▸ Extrait du texte:
────────────────────────────────────────
Dans cette image, les habitants bleus préfèrent investir dans les écoles, les jaunes préfèrent investir dans les hôpitaux. Dans la figure de gauche, chacun votera pour une politique nationale, alors que dans la figure de droite, la décision se prendra au niveau local, représenté par les cercles plus petits. Les habitants qui sourient ont vu leur choix préféré se réaliser et sont mécaniquement plus nombreux dans les systèmes où les décisions se prennent au niveau local.

L’image reproduite ci-dessus représente une manière simple de comprendre pourquoi la décentralisation produit de la légitimité. Supposons que nous ayons à choisir d’investir soit dans le financement des écoles, soit dans celui des hôpitaux. Sept personnages bleus souhaitent investir dans les écoles, six personnages jaunes préfèrent investir dans les hôpitaux. Dans un système centralisé et démocratique, les sept personnages bleus l’emporteront à la majorité, et les six personnages jaunes devront accepter une décision qui ne leur convient pas. Dans les systèmes décentralisés, le choix se fera au niveau plus local. Pour peu que les populations locales ne reflètent pas la composition de la population nationale, dans certaines régions la majorité sera en faveur de l’investissement dans les hôpitaux (cercle du haut), et dans d’autres la majorité sera favorable à l’investissement dans les écoles (cercles du bas). Bien qu’au niveau de la population nationale, la majorité soit pour l’investissement dans les écoles, les habitants du cercle d’en haut choisiront majoritairement d’investir dans les hôpitaux. Dès lors, le nombre d’habitants insatisfaits par les décisions prises sera égal à cinq, soit un de moins que dans les systèmes centralisés. Cela revient à dire que, de façon mécanique, le nombre d’insatisfaits est toujours égal ou inférieur dans les systèmes décentralisés. Voilà pourquoi la prise de décision au niveau local est synonyme de légitimité, comme l’affirme le principe de subsidiarité.
────────────────────────────────────────
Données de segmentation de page
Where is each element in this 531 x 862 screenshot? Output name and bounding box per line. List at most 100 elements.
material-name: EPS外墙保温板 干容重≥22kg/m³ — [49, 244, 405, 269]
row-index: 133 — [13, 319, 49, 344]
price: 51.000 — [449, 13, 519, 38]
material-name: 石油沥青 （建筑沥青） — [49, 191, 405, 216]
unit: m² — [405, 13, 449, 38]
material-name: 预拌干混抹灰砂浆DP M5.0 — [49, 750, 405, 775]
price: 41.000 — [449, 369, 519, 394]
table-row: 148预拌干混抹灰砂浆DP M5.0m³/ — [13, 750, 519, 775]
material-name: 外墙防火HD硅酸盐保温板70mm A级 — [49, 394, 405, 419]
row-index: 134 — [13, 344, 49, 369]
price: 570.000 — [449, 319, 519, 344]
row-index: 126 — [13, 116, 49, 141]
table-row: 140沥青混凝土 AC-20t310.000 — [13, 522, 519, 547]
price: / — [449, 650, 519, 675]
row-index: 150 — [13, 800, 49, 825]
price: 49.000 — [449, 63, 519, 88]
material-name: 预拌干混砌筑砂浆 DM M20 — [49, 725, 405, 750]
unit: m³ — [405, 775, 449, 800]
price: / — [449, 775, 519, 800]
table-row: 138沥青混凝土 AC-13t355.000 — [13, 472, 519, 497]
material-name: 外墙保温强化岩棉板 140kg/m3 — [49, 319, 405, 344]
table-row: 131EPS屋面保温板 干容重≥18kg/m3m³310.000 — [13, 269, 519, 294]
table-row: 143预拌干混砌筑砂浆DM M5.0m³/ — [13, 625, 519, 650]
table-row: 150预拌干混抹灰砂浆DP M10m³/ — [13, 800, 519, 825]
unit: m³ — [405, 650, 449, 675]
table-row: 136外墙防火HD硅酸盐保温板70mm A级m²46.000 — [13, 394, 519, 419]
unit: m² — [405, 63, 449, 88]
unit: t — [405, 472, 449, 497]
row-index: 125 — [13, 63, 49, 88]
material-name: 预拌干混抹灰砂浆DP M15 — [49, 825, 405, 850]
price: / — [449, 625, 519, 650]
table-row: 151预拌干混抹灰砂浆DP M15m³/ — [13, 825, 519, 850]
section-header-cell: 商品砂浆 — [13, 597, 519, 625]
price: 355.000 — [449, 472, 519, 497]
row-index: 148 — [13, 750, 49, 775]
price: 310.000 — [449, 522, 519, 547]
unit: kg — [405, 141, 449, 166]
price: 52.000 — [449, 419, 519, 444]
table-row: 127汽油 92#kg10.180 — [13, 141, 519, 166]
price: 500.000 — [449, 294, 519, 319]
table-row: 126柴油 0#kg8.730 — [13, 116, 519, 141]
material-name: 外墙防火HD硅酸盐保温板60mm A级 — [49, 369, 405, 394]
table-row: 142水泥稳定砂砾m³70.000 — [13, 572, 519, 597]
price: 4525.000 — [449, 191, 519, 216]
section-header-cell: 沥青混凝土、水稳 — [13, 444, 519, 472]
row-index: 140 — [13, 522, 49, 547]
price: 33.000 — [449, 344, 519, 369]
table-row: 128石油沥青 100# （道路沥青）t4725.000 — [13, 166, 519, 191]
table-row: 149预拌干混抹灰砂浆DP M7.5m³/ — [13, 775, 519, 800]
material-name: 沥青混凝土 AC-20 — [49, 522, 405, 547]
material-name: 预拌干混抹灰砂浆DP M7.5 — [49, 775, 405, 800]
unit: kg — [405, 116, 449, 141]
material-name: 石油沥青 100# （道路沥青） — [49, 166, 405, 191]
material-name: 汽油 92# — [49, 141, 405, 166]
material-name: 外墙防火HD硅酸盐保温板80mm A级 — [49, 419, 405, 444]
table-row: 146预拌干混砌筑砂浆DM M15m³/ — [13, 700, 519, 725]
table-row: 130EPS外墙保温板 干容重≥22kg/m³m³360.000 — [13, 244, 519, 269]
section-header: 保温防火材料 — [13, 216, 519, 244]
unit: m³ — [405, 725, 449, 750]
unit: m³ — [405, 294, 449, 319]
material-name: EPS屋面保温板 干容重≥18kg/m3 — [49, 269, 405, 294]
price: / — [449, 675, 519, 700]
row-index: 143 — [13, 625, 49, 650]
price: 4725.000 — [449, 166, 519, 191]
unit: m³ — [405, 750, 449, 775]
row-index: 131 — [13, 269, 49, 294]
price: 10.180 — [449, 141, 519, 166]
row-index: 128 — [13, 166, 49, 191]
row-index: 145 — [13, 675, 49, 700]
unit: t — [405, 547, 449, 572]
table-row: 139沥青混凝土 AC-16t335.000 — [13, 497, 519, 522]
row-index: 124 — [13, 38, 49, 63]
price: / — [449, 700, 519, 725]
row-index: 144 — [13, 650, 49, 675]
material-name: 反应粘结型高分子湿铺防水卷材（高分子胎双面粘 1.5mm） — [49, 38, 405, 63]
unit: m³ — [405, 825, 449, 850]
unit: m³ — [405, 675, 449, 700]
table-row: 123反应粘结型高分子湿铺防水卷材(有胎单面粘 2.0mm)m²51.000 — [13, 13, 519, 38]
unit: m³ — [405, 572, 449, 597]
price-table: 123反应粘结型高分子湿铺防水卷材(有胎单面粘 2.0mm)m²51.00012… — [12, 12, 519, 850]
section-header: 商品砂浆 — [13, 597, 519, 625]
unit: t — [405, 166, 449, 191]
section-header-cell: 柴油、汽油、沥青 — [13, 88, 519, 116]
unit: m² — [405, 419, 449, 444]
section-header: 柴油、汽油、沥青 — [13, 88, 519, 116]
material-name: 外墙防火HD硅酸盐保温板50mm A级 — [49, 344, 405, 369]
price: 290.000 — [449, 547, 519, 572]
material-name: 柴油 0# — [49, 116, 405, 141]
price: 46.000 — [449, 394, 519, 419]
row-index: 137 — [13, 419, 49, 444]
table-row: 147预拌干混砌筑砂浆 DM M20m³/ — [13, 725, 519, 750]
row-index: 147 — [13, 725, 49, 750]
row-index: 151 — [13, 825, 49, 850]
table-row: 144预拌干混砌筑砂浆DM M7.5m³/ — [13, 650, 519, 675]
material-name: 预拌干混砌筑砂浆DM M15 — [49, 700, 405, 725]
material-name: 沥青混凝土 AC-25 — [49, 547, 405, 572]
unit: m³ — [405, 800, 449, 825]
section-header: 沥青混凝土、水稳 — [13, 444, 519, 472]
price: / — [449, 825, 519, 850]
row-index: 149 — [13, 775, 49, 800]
────────────────────────────────────────
▸ Questions à traiter:
[a] Recopiez fidèlement le passage de l’extrait sur la décentralisation qui s’ouvre sur les mots « Dans cette image, les » et se clôt sur les mots « au niveau local. ».
[b] Résumez en deux phrases l’extrait sur la décentralisation.
[c] Traduisez en anglais la phrase suivante de l’extrait sur la décentralisation : « Cela revient à dire que, de façon mécanique, le nombre d’insatisfaits est toujours égal ou inférieur dans les systèmes décentralisés. »
Veuillez vous fonder exclusivement sur l’extrait.

▸ Réponses attendues:
[a]
Dans cette image, les habitants bleus préfèrent investir dans les écoles, les jaunes préfèrent investir dans les hôpitaux. Dans la figure de gauche, chacun votera pour une politique nationale, alors que dans la figure de droite, la décision se prendra au niveau local, représenté par les cercles plus petits. Les habitants qui sourient ont vu leur choix préféré se réaliser et sont mécaniquement plus nombreux dans les systèmes où les décisions se prennent au niveau local.

[b] À l’aide d’une image opposant sept habitants favorables aux écoles et six favorables aux hôpitaux, l’extrait montre pourquoi la décentralisation produit de la légitimité. Lorsque la décision se prend au niveau local, le nombre d’insatisfaits est mécaniquement égal ou inférieur à celui d’un système centralisé, ce qui rend la prise de décision locale synonyme de légitimité, comme l’affirme le principe de subsidiarité.

[c] This amounts to saying that, mechanically, the number of dissatisfied people is always equal or lower in decentralized systems.